→ WORK TO COMPLETE
Show every line below where "PROFISSIONAL" can be found.

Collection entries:
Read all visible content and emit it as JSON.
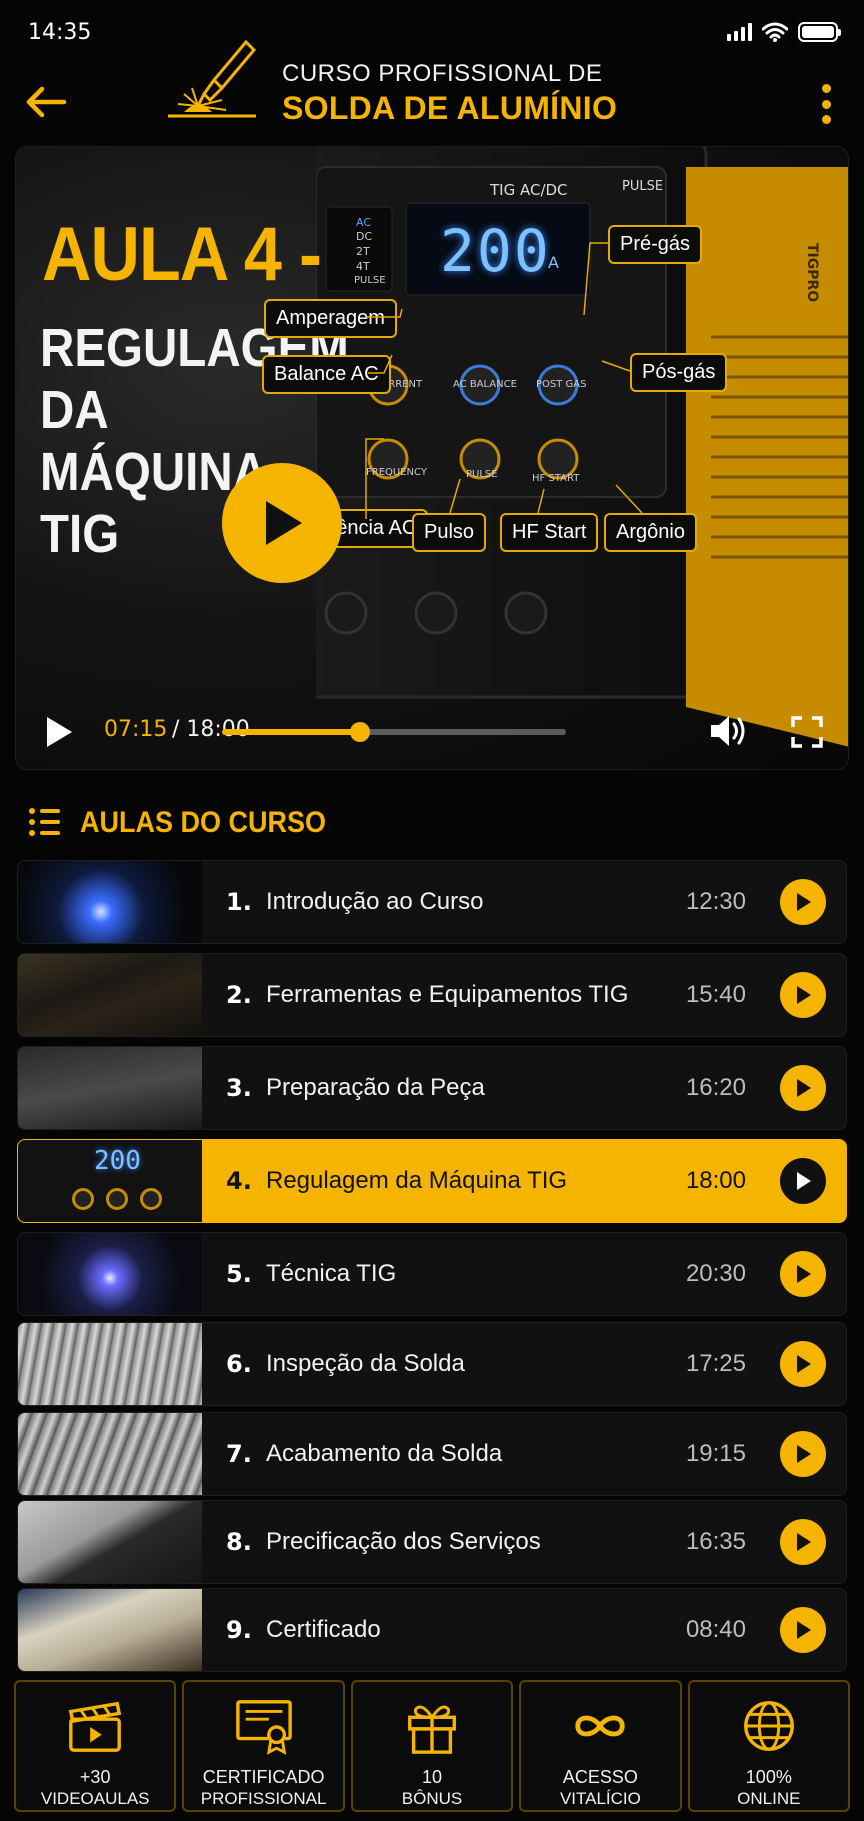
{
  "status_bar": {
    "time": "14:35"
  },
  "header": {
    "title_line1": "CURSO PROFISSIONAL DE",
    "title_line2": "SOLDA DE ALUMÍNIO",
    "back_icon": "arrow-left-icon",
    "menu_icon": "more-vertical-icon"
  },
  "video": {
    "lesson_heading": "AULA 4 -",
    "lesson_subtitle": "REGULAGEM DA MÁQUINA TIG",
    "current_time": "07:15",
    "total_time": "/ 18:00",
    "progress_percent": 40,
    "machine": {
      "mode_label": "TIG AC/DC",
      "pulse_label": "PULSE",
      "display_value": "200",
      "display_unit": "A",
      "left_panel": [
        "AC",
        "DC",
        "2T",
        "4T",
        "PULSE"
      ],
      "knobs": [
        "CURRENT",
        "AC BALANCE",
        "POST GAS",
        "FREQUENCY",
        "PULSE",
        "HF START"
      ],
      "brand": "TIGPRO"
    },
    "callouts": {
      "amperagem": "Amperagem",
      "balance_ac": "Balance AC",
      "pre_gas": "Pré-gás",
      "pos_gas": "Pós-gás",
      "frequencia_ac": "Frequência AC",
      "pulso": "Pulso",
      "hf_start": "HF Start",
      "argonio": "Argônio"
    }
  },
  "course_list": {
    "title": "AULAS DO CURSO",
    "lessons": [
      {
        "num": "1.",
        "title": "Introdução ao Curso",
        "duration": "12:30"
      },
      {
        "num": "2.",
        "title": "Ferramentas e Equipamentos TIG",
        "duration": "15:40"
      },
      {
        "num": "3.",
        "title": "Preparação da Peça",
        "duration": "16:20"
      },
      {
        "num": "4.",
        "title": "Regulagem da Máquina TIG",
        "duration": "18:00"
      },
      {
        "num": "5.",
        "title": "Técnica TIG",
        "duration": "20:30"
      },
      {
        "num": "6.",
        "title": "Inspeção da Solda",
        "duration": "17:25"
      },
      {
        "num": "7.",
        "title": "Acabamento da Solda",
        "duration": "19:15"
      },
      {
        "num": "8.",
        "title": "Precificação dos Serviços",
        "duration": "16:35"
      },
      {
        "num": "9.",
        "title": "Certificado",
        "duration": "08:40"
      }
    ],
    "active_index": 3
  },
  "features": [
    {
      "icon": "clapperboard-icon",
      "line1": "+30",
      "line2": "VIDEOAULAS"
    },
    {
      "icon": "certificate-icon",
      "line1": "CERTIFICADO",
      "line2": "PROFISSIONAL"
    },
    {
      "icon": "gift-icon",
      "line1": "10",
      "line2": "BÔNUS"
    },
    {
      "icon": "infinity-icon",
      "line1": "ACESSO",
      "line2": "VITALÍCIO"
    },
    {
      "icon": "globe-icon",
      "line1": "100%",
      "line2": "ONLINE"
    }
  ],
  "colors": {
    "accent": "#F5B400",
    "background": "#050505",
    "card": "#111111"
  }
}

* * *

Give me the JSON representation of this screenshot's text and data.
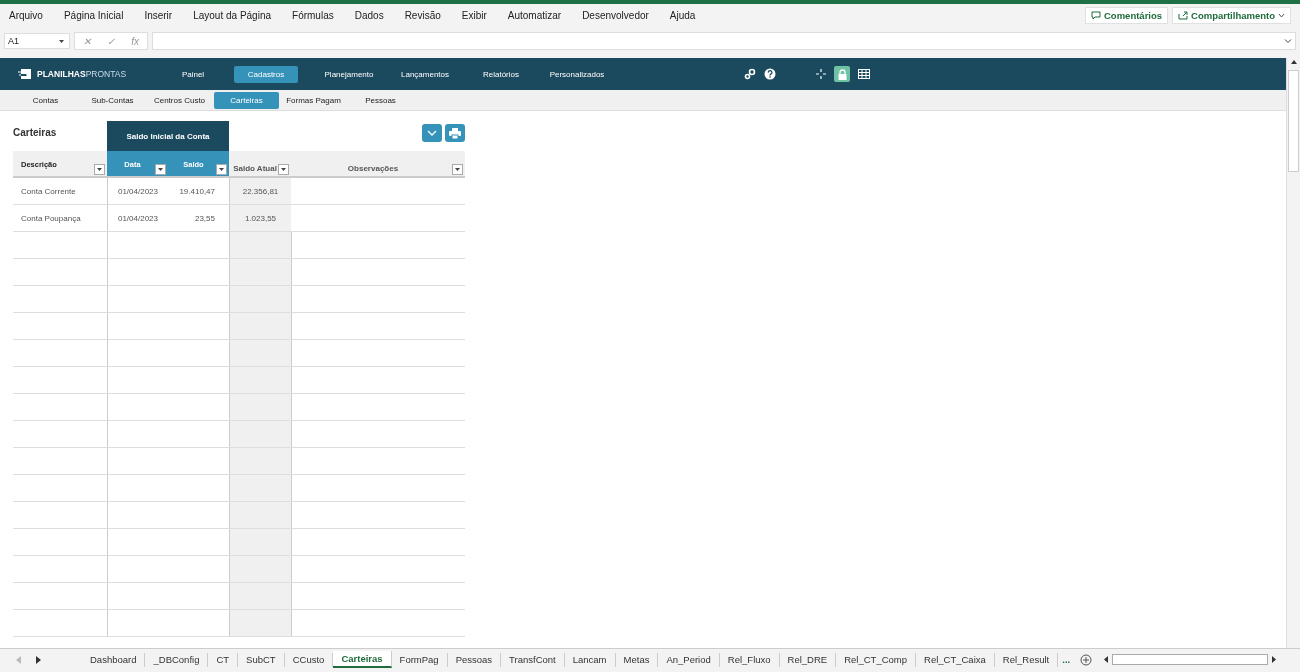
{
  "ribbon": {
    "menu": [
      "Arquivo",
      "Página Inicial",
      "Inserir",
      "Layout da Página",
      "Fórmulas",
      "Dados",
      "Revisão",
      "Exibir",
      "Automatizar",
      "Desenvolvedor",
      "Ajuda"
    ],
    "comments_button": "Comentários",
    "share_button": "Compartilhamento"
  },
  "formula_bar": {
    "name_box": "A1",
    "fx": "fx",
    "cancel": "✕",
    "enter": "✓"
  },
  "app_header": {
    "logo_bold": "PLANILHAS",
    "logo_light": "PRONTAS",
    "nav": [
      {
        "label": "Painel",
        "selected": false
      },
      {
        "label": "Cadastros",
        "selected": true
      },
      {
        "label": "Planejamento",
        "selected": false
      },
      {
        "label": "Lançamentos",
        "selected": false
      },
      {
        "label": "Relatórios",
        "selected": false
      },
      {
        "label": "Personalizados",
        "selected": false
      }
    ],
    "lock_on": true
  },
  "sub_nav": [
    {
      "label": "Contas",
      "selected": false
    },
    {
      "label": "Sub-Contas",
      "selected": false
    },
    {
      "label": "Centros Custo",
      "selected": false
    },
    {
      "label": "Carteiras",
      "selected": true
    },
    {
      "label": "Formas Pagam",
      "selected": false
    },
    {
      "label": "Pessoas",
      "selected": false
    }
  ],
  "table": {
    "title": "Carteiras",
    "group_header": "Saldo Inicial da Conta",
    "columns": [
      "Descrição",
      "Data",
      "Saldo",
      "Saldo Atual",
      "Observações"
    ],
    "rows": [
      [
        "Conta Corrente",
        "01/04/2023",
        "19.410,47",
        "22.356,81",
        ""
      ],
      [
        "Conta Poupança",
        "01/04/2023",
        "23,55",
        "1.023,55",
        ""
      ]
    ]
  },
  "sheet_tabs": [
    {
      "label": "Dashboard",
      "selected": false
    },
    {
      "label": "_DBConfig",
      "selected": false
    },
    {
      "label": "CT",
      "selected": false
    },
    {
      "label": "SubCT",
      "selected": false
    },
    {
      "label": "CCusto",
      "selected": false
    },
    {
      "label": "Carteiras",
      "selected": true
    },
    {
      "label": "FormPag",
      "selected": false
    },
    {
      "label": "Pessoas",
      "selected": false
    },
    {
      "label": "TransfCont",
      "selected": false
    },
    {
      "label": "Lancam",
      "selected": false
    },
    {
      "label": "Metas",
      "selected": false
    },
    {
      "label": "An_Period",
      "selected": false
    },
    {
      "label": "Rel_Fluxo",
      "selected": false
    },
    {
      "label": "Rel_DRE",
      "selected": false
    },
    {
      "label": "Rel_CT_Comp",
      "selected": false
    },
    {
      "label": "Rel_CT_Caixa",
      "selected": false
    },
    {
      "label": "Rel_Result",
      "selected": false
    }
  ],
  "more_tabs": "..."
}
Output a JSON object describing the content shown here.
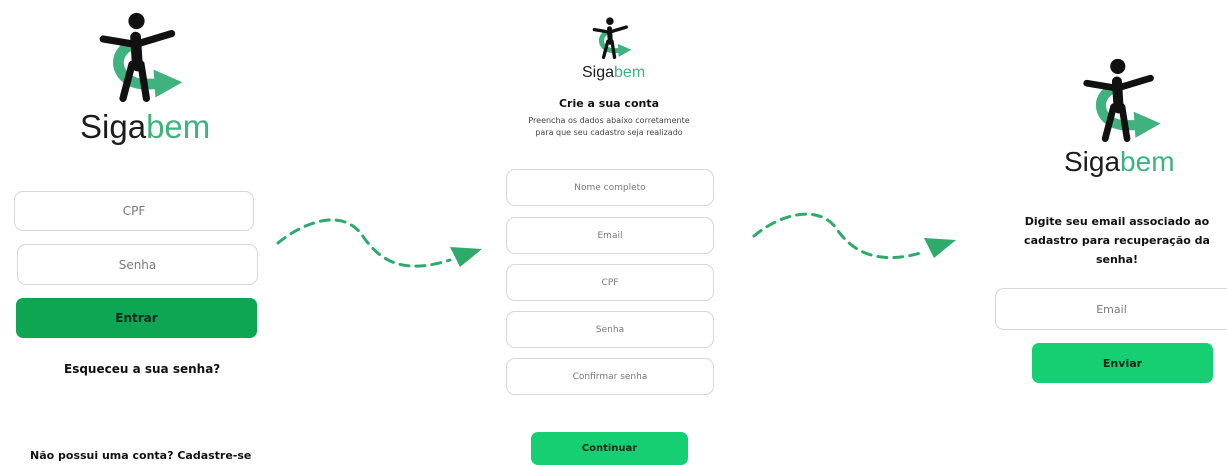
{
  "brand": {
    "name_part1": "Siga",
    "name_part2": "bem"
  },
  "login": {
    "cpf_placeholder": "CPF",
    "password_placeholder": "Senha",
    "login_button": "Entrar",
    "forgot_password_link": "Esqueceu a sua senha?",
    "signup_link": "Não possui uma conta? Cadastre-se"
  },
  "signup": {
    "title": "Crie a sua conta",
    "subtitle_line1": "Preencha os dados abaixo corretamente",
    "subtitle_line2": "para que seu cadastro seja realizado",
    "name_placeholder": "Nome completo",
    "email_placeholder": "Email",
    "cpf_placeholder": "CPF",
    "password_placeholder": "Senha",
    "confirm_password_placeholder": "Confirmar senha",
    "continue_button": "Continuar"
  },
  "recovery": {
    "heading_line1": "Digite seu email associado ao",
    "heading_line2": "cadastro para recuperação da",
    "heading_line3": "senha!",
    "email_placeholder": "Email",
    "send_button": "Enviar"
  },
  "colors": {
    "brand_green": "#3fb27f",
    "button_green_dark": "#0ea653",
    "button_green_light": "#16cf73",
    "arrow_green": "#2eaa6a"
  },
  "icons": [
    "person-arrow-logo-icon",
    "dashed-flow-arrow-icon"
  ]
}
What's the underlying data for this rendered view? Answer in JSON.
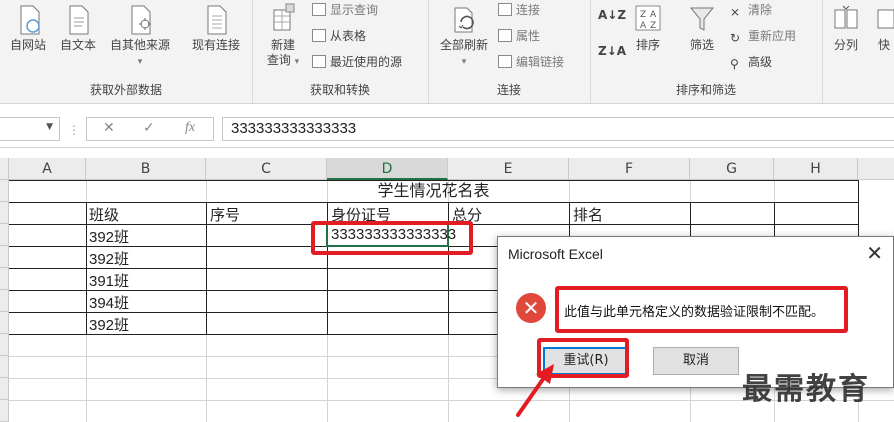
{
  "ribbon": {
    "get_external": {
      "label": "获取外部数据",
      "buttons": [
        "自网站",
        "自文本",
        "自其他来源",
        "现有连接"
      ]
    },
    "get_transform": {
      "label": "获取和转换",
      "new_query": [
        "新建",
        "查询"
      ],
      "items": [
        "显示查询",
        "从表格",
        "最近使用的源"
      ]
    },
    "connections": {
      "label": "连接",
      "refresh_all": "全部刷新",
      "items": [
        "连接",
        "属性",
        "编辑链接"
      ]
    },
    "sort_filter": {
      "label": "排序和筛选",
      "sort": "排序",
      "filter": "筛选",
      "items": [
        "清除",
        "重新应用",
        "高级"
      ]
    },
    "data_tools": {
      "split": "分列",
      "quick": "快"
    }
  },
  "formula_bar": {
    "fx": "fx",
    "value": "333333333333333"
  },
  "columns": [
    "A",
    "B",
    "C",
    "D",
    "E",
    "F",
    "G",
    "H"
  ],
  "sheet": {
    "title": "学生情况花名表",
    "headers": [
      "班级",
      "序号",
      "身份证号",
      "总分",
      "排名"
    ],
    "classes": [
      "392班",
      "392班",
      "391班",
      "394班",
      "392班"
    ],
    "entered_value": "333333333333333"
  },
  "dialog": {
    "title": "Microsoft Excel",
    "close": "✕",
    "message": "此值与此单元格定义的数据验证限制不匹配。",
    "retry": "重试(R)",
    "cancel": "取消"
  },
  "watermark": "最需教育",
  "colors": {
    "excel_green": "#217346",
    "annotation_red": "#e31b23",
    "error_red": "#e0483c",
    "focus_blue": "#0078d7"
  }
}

→ SOLUTION
    "title_line1": "CURSO PROFISSIONAL DE",
      "line2": "PROFISSIONAL"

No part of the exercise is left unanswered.